== Records for this exercise ==

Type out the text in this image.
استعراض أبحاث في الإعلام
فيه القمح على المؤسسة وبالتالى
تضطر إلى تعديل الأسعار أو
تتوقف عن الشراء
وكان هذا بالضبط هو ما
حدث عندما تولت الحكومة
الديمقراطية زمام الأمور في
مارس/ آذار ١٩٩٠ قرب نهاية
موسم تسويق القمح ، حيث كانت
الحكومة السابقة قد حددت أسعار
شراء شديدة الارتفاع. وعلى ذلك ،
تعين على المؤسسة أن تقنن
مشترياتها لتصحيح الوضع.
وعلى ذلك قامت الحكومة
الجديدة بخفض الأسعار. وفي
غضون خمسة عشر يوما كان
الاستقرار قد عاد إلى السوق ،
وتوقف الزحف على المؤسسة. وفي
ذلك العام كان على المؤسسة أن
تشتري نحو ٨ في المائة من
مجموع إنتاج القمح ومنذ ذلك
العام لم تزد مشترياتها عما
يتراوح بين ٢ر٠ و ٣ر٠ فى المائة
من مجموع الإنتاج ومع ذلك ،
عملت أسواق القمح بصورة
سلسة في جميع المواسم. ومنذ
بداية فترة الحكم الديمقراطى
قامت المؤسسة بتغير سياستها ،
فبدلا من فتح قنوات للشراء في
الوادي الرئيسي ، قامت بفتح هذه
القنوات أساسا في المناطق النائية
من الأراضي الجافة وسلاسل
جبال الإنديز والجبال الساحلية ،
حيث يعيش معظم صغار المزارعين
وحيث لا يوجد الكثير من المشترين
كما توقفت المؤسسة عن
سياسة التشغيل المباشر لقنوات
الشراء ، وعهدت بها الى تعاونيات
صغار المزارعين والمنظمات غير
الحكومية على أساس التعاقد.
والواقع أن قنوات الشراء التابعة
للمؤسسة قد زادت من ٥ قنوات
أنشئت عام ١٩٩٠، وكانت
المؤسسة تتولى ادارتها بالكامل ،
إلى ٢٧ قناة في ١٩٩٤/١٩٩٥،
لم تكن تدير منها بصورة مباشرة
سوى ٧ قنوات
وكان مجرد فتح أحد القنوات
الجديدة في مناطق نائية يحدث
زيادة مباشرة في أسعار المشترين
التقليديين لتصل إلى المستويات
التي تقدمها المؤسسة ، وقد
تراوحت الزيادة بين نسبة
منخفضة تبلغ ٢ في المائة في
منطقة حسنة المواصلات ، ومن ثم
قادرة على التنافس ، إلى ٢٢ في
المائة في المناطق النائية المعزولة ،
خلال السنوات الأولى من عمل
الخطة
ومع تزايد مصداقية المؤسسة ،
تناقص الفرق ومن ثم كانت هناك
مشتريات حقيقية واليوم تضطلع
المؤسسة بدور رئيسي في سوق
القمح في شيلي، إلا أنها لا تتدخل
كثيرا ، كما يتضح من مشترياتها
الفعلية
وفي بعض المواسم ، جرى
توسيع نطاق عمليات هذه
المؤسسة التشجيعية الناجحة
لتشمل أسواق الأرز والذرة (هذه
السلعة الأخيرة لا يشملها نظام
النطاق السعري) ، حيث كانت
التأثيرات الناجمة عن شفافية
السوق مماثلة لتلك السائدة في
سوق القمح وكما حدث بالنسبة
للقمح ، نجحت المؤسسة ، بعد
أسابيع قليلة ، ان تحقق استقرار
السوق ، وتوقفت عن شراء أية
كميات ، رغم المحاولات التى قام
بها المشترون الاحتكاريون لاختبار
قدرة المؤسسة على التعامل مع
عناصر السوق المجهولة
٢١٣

===

**Exercise task:** From the data above, copy each line where the string "النائية" appears.

**The answer:**
القنوات أساسا في المناطق النائية
المائة في المناطق النائية المعزولة ،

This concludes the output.